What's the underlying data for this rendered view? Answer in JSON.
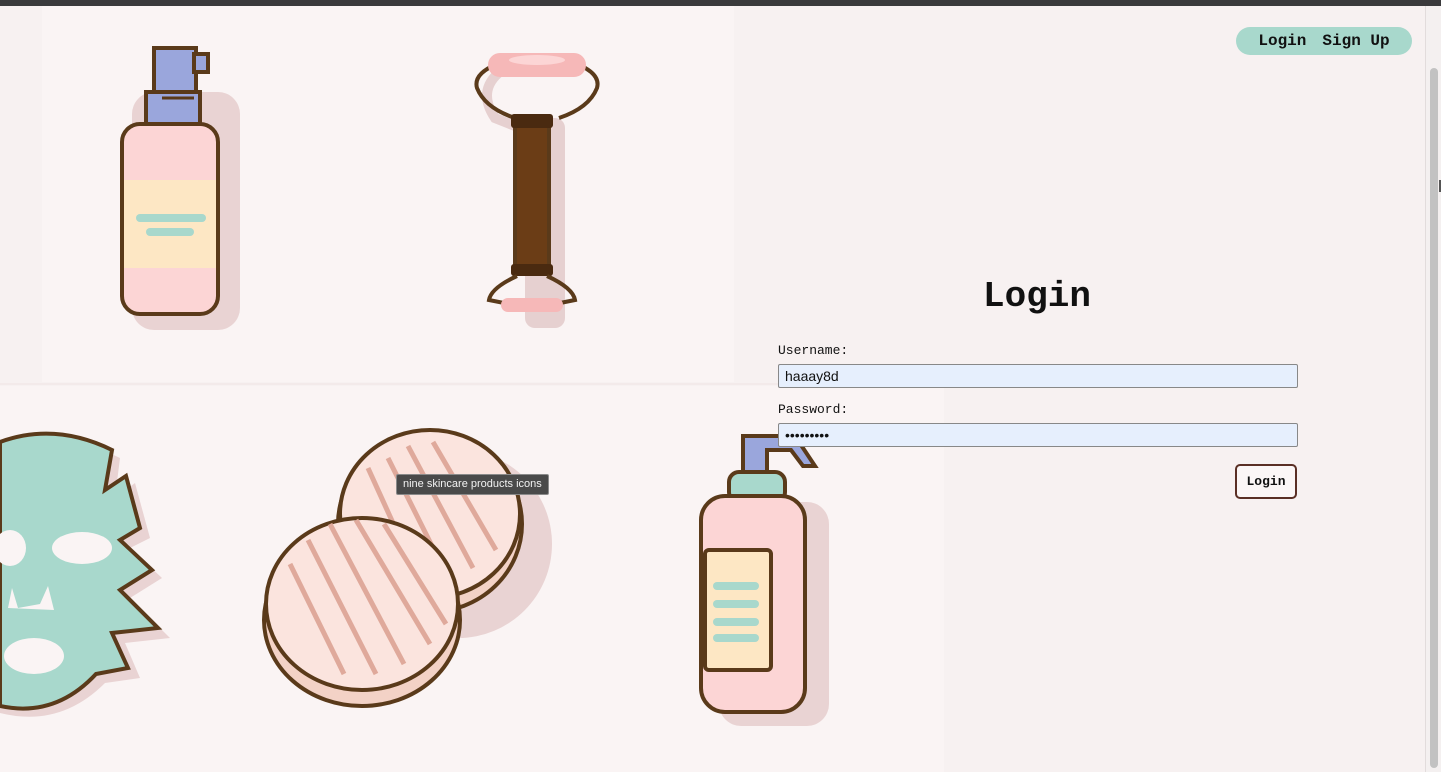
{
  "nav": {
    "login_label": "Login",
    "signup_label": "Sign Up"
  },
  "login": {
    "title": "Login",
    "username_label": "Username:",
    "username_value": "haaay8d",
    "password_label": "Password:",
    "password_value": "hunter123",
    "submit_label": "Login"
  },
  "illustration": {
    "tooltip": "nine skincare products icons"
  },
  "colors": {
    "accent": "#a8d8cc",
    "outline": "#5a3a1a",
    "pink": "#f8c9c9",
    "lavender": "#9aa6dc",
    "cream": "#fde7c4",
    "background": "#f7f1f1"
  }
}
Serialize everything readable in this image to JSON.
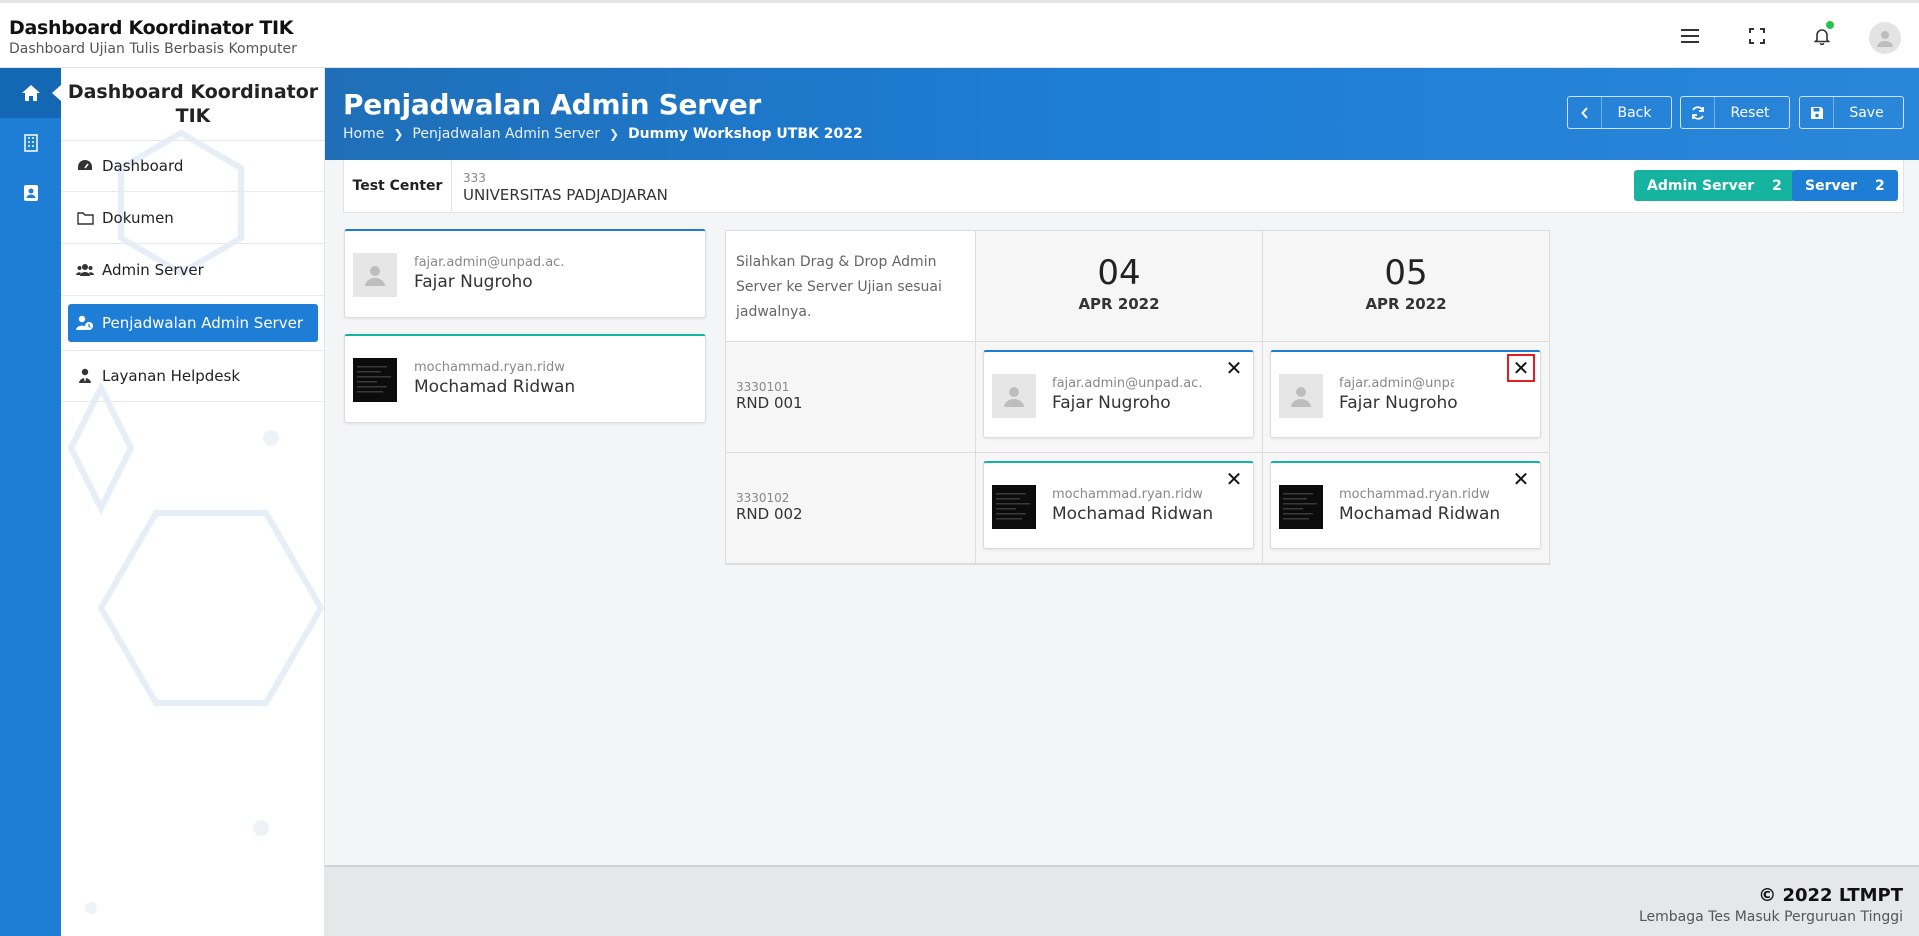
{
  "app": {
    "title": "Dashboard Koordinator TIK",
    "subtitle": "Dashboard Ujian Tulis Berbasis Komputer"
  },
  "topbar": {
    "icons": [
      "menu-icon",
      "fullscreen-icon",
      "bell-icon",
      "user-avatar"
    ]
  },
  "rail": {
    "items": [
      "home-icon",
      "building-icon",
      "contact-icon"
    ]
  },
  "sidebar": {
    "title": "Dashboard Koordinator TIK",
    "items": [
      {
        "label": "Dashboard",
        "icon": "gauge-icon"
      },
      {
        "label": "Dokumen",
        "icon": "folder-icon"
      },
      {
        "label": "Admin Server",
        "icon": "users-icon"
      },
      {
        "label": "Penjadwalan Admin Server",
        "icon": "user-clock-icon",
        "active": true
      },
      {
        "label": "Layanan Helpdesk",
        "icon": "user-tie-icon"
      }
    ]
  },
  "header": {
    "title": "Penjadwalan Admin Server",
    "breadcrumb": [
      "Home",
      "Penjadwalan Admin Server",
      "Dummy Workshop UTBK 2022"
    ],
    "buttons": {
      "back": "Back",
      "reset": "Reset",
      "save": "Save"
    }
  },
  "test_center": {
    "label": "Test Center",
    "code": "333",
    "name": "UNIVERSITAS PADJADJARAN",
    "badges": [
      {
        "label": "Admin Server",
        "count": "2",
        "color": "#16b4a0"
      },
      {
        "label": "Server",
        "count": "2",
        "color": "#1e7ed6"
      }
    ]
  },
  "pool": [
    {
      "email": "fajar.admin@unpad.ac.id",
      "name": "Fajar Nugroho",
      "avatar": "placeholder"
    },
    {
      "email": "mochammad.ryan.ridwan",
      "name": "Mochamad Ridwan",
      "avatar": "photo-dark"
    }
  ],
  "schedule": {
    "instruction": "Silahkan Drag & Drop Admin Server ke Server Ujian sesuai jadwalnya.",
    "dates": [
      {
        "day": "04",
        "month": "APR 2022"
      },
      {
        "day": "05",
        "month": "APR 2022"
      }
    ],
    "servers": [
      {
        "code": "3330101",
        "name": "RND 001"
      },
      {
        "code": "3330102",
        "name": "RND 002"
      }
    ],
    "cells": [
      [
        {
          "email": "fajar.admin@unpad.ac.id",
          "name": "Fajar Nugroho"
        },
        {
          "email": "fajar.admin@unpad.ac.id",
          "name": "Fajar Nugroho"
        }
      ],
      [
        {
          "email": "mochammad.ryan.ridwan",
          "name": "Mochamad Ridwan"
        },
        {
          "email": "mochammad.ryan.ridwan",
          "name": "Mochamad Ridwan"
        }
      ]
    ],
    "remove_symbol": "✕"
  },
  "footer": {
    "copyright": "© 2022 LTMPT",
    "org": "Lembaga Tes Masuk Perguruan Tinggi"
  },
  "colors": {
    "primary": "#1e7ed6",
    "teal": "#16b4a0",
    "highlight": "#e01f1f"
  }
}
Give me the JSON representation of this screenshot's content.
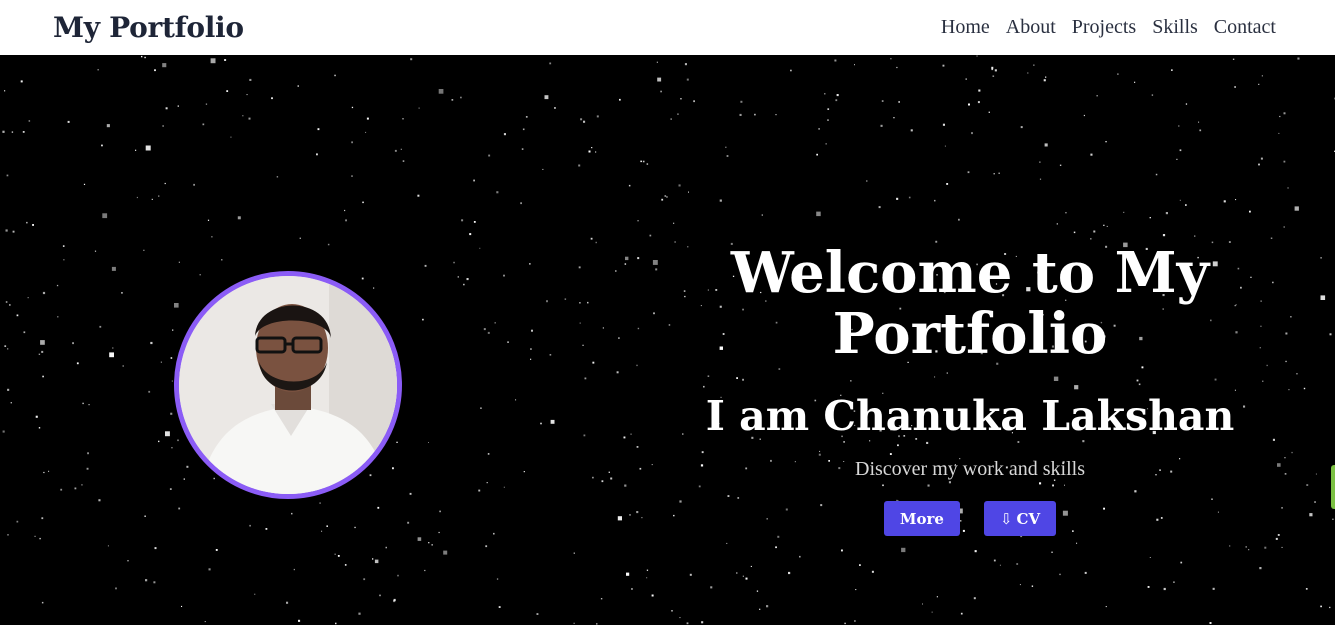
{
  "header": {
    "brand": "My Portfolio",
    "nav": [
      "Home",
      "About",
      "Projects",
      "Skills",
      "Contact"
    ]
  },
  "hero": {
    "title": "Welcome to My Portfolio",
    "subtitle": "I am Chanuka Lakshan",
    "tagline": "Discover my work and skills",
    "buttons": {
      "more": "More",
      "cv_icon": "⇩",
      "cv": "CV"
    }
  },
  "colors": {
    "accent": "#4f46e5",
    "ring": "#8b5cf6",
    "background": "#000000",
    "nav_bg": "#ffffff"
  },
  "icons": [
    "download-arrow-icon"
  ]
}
☆ ☆ ☆
Exercise objective
Extract lines where the string "icons" occurs.

Output of the exercise
    "tooltip": "nine skincare products icons"
    "icons": [
  "icons": [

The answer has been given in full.